═════ Source data ═════

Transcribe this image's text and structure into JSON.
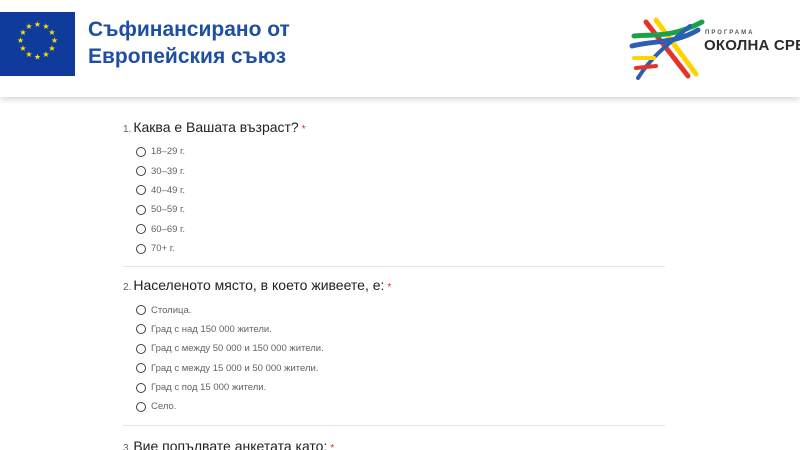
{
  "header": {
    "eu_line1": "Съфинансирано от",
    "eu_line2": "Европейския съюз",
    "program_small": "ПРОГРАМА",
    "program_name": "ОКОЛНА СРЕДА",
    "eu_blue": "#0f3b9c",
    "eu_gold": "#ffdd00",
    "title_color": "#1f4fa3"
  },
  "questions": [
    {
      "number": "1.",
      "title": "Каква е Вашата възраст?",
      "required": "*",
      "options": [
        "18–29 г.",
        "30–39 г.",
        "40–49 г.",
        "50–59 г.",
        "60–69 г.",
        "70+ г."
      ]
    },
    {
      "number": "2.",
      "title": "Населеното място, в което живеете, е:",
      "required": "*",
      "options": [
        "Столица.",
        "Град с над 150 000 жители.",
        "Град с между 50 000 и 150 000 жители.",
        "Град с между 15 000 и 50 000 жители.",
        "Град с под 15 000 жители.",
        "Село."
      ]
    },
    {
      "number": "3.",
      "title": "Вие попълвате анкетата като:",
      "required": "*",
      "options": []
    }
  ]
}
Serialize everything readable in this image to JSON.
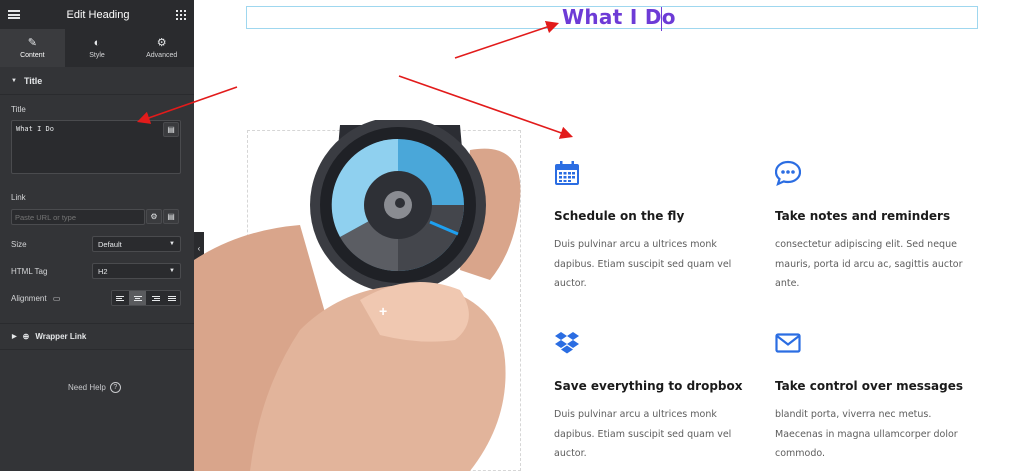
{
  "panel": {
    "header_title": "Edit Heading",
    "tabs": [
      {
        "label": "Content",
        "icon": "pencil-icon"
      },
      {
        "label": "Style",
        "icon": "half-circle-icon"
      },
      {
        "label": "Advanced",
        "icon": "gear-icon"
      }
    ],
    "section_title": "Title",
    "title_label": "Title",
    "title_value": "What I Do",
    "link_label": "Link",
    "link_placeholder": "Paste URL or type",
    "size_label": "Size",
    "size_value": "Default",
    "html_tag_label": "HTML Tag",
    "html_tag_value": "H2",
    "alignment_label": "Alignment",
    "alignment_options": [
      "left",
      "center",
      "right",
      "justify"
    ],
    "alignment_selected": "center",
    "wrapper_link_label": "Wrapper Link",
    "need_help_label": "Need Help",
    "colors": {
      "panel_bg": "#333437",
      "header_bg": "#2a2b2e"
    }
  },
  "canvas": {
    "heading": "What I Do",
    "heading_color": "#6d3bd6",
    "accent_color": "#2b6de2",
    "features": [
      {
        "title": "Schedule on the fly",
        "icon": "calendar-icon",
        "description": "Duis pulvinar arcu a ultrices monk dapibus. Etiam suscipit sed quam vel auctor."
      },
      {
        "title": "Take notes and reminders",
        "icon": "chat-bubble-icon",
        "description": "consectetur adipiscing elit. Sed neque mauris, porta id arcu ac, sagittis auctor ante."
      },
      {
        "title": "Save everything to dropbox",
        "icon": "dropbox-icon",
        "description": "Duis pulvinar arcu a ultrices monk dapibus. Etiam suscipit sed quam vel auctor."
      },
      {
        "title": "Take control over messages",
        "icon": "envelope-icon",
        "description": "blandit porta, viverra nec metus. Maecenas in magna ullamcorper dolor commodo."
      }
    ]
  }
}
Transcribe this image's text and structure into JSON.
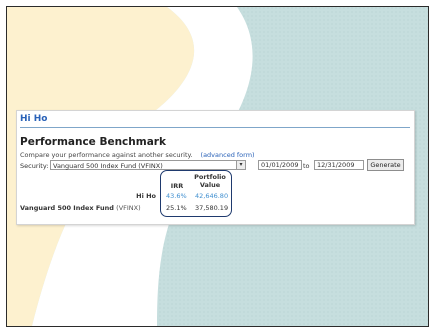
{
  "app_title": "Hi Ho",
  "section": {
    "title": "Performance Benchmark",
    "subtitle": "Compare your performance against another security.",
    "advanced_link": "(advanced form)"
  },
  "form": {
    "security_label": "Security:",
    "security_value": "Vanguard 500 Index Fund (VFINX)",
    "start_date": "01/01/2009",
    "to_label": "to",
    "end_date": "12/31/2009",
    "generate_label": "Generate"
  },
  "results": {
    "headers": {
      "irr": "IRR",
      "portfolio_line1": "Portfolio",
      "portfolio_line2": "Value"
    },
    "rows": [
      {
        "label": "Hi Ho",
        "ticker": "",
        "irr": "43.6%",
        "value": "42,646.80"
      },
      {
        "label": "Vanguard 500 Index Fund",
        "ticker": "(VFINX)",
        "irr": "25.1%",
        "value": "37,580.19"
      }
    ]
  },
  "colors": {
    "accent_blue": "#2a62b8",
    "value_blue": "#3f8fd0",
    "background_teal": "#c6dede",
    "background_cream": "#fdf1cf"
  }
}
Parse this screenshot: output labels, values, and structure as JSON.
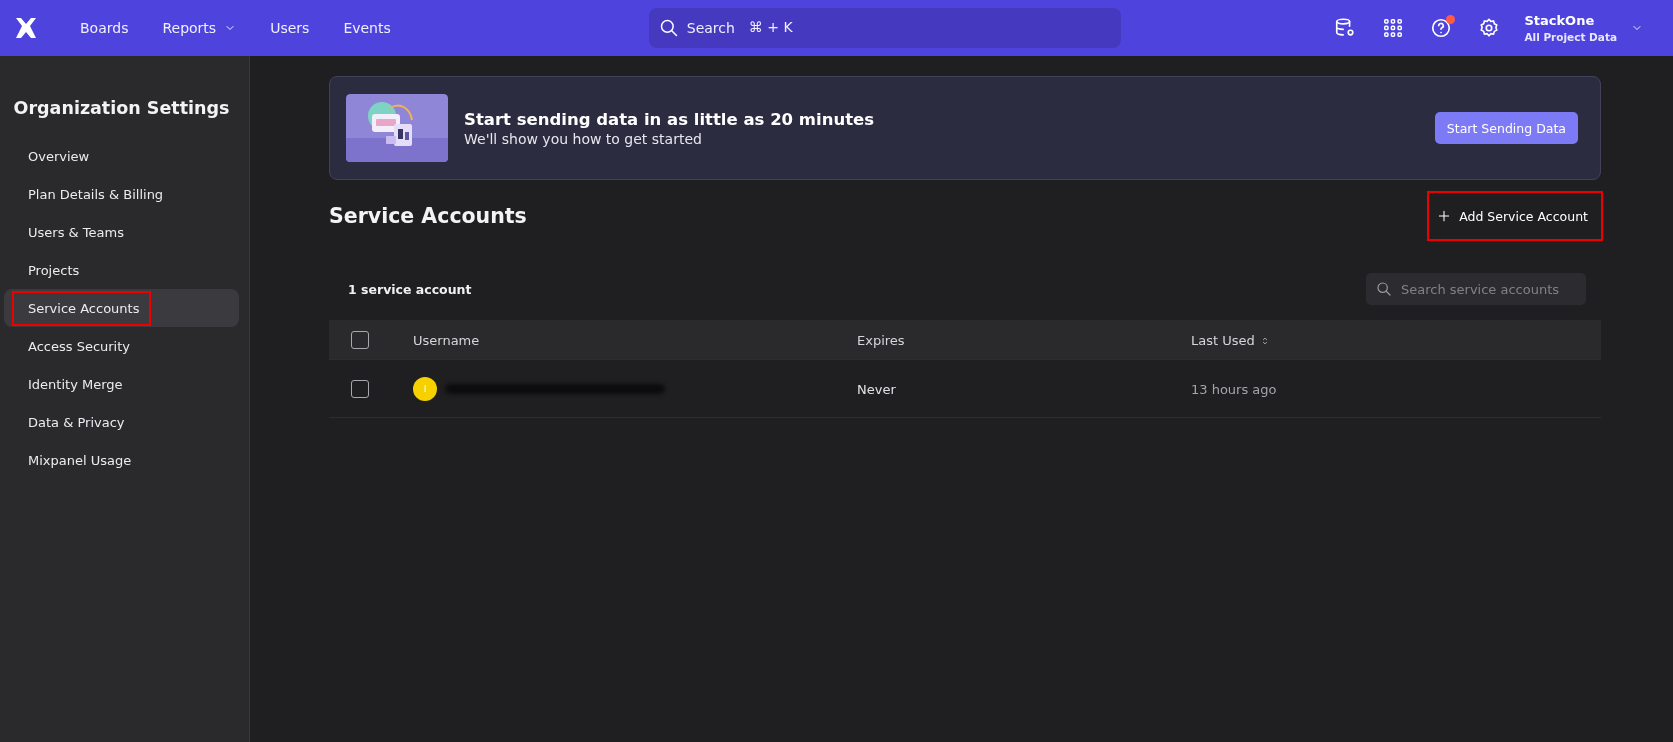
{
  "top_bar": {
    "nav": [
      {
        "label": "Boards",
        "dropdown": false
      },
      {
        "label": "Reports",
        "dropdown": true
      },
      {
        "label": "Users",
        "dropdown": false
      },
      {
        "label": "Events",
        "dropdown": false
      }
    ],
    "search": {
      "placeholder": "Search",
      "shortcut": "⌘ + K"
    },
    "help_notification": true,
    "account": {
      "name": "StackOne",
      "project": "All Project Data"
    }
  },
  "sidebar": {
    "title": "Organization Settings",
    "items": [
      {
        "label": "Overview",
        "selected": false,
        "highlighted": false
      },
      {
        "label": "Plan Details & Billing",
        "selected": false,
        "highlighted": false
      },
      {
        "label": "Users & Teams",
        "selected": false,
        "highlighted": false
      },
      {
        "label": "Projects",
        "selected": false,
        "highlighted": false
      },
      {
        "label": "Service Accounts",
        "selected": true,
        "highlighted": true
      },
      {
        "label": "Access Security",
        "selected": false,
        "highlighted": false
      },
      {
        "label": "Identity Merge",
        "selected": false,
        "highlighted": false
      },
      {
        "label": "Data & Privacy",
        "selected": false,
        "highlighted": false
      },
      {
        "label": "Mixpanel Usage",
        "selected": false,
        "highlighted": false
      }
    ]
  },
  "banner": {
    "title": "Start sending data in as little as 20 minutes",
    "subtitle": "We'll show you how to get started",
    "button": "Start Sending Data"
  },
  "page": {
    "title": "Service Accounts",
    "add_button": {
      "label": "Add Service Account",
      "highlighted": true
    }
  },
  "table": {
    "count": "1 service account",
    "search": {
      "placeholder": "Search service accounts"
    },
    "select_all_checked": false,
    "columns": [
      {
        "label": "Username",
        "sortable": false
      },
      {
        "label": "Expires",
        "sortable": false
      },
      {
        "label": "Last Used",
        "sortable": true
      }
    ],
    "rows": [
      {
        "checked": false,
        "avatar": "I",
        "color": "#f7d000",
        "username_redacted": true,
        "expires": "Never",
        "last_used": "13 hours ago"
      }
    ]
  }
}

═════

● **Aim**
Retype the whole listing, keeping every line identical and omitting all pictures.

● **Output of the exercise**
Transcribe this image's text and structure into JSON.
{
  "header": {
    "eu_line1": "Съфинансирано от",
    "eu_line2": "Европейския съюз",
    "program_small": "ПРОГРАМА",
    "program_name": "ОКОЛНА СРЕДА",
    "eu_blue": "#0f3b9c",
    "eu_gold": "#ffdd00",
    "title_color": "#1f4fa3"
  },
  "questions": [
    {
      "number": "1.",
      "title": "Каква е Вашата възраст?",
      "required": "*",
      "options": [
        "18–29 г.",
        "30–39 г.",
        "40–49 г.",
        "50–59 г.",
        "60–69 г.",
        "70+ г."
      ]
    },
    {
      "number": "2.",
      "title": "Населеното място, в което живеете, е:",
      "required": "*",
      "options": [
        "Столица.",
        "Град с над 150 000 жители.",
        "Град с между 50 000 и 150 000 жители.",
        "Град с между 15 000 и 50 000 жители.",
        "Град с под 15 000 жители.",
        "Село."
      ]
    },
    {
      "number": "3.",
      "title": "Вие попълвате анкетата като:",
      "required": "*",
      "options": []
    }
  ]
}
Serialize everything readable in this image to JSON.
{
  "panel": {
    "header_title": "Edit Heading",
    "tabs": [
      {
        "label": "Content",
        "icon": "pencil-icon"
      },
      {
        "label": "Style",
        "icon": "half-circle-icon"
      },
      {
        "label": "Advanced",
        "icon": "gear-icon"
      }
    ],
    "section_title": "Title",
    "title_label": "Title",
    "title_value": "What I Do",
    "link_label": "Link",
    "link_placeholder": "Paste URL or type",
    "size_label": "Size",
    "size_value": "Default",
    "html_tag_label": "HTML Tag",
    "html_tag_value": "H2",
    "alignment_label": "Alignment",
    "alignment_options": [
      "left",
      "center",
      "right",
      "justify"
    ],
    "alignment_selected": "center",
    "wrapper_link_label": "Wrapper Link",
    "need_help_label": "Need Help",
    "colors": {
      "panel_bg": "#333437",
      "header_bg": "#2a2b2e"
    }
  },
  "canvas": {
    "heading": "What I Do",
    "heading_color": "#6d3bd6",
    "accent_color": "#2b6de2",
    "features": [
      {
        "title": "Schedule on the fly",
        "icon": "calendar-icon",
        "description": "Duis pulvinar arcu a ultrices monk dapibus. Etiam suscipit sed quam vel auctor."
      },
      {
        "title": "Take notes and reminders",
        "icon": "chat-bubble-icon",
        "description": "consectetur adipiscing elit. Sed neque mauris, porta id arcu ac, sagittis auctor ante."
      },
      {
        "title": "Save everything to dropbox",
        "icon": "dropbox-icon",
        "description": "Duis pulvinar arcu a ultrices monk dapibus. Etiam suscipit sed quam vel auctor."
      },
      {
        "title": "Take control over messages",
        "icon": "envelope-icon",
        "description": "blandit porta, viverra nec metus. Maecenas in magna ullamcorper dolor commodo."
      }
    ]
  }
}
Transcribe this image's text and structure into JSON.
{
  "app_title": "Hi Ho",
  "section": {
    "title": "Performance Benchmark",
    "subtitle": "Compare your performance against another security.",
    "advanced_link": "(advanced form)"
  },
  "form": {
    "security_label": "Security:",
    "security_value": "Vanguard 500 Index Fund (VFINX)",
    "start_date": "01/01/2009",
    "to_label": "to",
    "end_date": "12/31/2009",
    "generate_label": "Generate"
  },
  "results": {
    "headers": {
      "irr": "IRR",
      "portfolio_line1": "Portfolio",
      "portfolio_line2": "Value"
    },
    "rows": [
      {
        "label": "Hi Ho",
        "ticker": "",
        "irr": "43.6%",
        "value": "42,646.80"
      },
      {
        "label": "Vanguard 500 Index Fund",
        "ticker": "(VFINX)",
        "irr": "25.1%",
        "value": "37,580.19"
      }
    ]
  },
  "colors": {
    "accent_blue": "#2a62b8",
    "value_blue": "#3f8fd0",
    "background_teal": "#c6dede",
    "background_cream": "#fdf1cf"
  }
}
Parse this screenshot: output labels, values, and structure as JSON.
{
  "top_bar": {
    "nav": [
      {
        "label": "Boards",
        "dropdown": false
      },
      {
        "label": "Reports",
        "dropdown": true
      },
      {
        "label": "Users",
        "dropdown": false
      },
      {
        "label": "Events",
        "dropdown": false
      }
    ],
    "search": {
      "placeholder": "Search",
      "shortcut": "⌘ + K"
    },
    "help_notification": true,
    "account": {
      "name": "StackOne",
      "project": "All Project Data"
    }
  },
  "sidebar": {
    "title": "Organization Settings",
    "items": [
      {
        "label": "Overview",
        "selected": false,
        "highlighted": false
      },
      {
        "label": "Plan Details & Billing",
        "selected": false,
        "highlighted": false
      },
      {
        "label": "Users & Teams",
        "selected": false,
        "highlighted": false
      },
      {
        "label": "Projects",
        "selected": false,
        "highlighted": false
      },
      {
        "label": "Service Accounts",
        "selected": true,
        "highlighted": true
      },
      {
        "label": "Access Security",
        "selected": false,
        "highlighted": false
      },
      {
        "label": "Identity Merge",
        "selected": false,
        "highlighted": false
      },
      {
        "label": "Data & Privacy",
        "selected": false,
        "highlighted": false
      },
      {
        "label": "Mixpanel Usage",
        "selected": false,
        "highlighted": false
      }
    ]
  },
  "banner": {
    "title": "Start sending data in as little as 20 minutes",
    "subtitle": "We'll show you how to get started",
    "button": "Start Sending Data"
  },
  "page": {
    "title": "Service Accounts",
    "add_button": {
      "label": "Add Service Account",
      "highlighted": true
    }
  },
  "table": {
    "count": "1 service account",
    "search": {
      "placeholder": "Search service accounts"
    },
    "select_all_checked": false,
    "columns": [
      {
        "label": "Username",
        "sortable": false
      },
      {
        "label": "Expires",
        "sortable": false
      },
      {
        "label": "Last Used",
        "sortable": true
      }
    ],
    "rows": [
      {
        "checked": false,
        "avatar": "I",
        "color": "#f7d000",
        "username_redacted": true,
        "expires": "Never",
        "last_used": "13 hours ago"
      }
    ]
  }
}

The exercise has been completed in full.